YOUR INSTRUCTIONS:
Output an exact reproduction of the data.

====== RECORD SET

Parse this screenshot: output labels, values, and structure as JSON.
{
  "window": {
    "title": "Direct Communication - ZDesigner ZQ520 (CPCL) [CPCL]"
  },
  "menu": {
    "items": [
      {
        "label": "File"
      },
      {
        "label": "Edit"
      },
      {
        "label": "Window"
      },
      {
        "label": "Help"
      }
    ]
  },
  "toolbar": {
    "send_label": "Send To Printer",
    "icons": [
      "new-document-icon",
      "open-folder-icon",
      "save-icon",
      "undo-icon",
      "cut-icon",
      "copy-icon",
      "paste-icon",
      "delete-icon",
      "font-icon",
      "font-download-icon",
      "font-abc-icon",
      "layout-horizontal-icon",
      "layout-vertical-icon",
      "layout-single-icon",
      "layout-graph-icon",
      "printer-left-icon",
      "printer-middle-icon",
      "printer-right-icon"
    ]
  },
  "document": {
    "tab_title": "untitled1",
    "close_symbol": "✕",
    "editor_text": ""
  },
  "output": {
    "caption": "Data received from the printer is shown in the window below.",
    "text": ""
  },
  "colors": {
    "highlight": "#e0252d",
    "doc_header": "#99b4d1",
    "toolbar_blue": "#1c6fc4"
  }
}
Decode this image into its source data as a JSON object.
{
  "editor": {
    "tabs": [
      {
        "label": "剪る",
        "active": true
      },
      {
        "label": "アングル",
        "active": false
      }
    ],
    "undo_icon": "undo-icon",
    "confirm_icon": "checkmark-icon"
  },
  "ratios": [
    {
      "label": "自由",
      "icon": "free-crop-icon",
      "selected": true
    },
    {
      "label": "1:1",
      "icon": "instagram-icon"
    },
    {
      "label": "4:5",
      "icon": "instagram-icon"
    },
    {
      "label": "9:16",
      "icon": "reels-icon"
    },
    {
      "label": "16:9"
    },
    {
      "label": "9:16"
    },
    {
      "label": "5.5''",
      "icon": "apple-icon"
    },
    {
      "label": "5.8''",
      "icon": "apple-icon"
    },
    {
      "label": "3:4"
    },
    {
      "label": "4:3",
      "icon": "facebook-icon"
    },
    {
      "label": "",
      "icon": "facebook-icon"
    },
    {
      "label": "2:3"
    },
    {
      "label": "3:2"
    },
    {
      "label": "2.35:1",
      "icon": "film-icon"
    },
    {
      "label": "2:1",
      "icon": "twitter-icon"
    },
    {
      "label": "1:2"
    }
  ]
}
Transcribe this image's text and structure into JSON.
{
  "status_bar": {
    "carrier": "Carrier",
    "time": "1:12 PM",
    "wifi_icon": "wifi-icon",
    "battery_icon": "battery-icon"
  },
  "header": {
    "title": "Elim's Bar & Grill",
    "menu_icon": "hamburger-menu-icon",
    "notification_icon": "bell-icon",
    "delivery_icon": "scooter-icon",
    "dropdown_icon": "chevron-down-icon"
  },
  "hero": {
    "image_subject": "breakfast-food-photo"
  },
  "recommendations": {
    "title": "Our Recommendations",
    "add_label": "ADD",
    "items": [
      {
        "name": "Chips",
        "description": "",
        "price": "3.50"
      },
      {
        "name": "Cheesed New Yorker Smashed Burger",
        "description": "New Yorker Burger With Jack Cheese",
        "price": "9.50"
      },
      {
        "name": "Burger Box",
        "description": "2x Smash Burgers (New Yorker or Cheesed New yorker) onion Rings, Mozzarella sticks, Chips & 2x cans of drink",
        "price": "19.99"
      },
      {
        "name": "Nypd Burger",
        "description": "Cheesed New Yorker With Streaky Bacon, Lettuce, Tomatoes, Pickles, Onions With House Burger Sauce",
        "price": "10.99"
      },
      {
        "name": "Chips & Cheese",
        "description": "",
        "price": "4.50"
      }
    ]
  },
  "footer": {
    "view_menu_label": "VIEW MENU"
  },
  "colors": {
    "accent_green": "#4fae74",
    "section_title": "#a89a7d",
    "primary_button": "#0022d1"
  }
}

============

EXERCISE RESPONSE:
Parse this screenshot: output labels, values, and structure as JSON.
{
  "window": {
    "title": "Direct Communication - ZDesigner ZQ520 (CPCL) [CPCL]"
  },
  "menu": {
    "items": [
      {
        "label": "File"
      },
      {
        "label": "Edit"
      },
      {
        "label": "Window"
      },
      {
        "label": "Help"
      }
    ]
  },
  "toolbar": {
    "send_label": "Send To Printer",
    "icons": [
      "new-document-icon",
      "open-folder-icon",
      "save-icon",
      "undo-icon",
      "cut-icon",
      "copy-icon",
      "paste-icon",
      "delete-icon",
      "font-icon",
      "font-download-icon",
      "font-abc-icon",
      "layout-horizontal-icon",
      "layout-vertical-icon",
      "layout-single-icon",
      "layout-graph-icon",
      "printer-left-icon",
      "printer-middle-icon",
      "printer-right-icon"
    ]
  },
  "document": {
    "tab_title": "untitled1",
    "close_symbol": "✕",
    "editor_text": ""
  },
  "output": {
    "caption": "Data received from the printer is shown in the window below.",
    "text": ""
  },
  "colors": {
    "highlight": "#e0252d",
    "doc_header": "#99b4d1",
    "toolbar_blue": "#1c6fc4"
  }
}
Decode this image into its source data as a JSON object.
{
  "editor": {
    "tabs": [
      {
        "label": "剪る",
        "active": true
      },
      {
        "label": "アングル",
        "active": false
      }
    ],
    "undo_icon": "undo-icon",
    "confirm_icon": "checkmark-icon"
  },
  "ratios": [
    {
      "label": "自由",
      "icon": "free-crop-icon",
      "selected": true
    },
    {
      "label": "1:1",
      "icon": "instagram-icon"
    },
    {
      "label": "4:5",
      "icon": "instagram-icon"
    },
    {
      "label": "9:16",
      "icon": "reels-icon"
    },
    {
      "label": "16:9"
    },
    {
      "label": "9:16"
    },
    {
      "label": "5.5''",
      "icon": "apple-icon"
    },
    {
      "label": "5.8''",
      "icon": "apple-icon"
    },
    {
      "label": "3:4"
    },
    {
      "label": "4:3",
      "icon": "facebook-icon"
    },
    {
      "label": "",
      "icon": "facebook-icon"
    },
    {
      "label": "2:3"
    },
    {
      "label": "3:2"
    },
    {
      "label": "2.35:1",
      "icon": "film-icon"
    },
    {
      "label": "2:1",
      "icon": "twitter-icon"
    },
    {
      "label": "1:2"
    }
  ]
}
Transcribe this image's text and structure into JSON.
{
  "status_bar": {
    "carrier": "Carrier",
    "time": "1:12 PM",
    "wifi_icon": "wifi-icon",
    "battery_icon": "battery-icon"
  },
  "header": {
    "title": "Elim's Bar & Grill",
    "menu_icon": "hamburger-menu-icon",
    "notification_icon": "bell-icon",
    "delivery_icon": "scooter-icon",
    "dropdown_icon": "chevron-down-icon"
  },
  "hero": {
    "image_subject": "breakfast-food-photo"
  },
  "recommendations": {
    "title": "Our Recommendations",
    "add_label": "ADD",
    "items": [
      {
        "name": "Chips",
        "description": "",
        "price": "3.50"
      },
      {
        "name": "Cheesed New Yorker Smashed Burger",
        "description": "New Yorker Burger With Jack Cheese",
        "price": "9.50"
      },
      {
        "name": "Burger Box",
        "description": "2x Smash Burgers (New Yorker or Cheesed New yorker) onion Rings, Mozzarella sticks, Chips & 2x cans of drink",
        "price": "19.99"
      },
      {
        "name": "Nypd Burger",
        "description": "Cheesed New Yorker With Streaky Bacon, Lettuce, Tomatoes, Pickles, Onions With House Burger Sauce",
        "price": "10.99"
      },
      {
        "name": "Chips & Cheese",
        "description": "",
        "price": "4.50"
      }
    ]
  },
  "footer": {
    "view_menu_label": "VIEW MENU"
  },
  "colors": {
    "accent_green": "#4fae74",
    "section_title": "#a89a7d",
    "primary_button": "#0022d1"
  }
}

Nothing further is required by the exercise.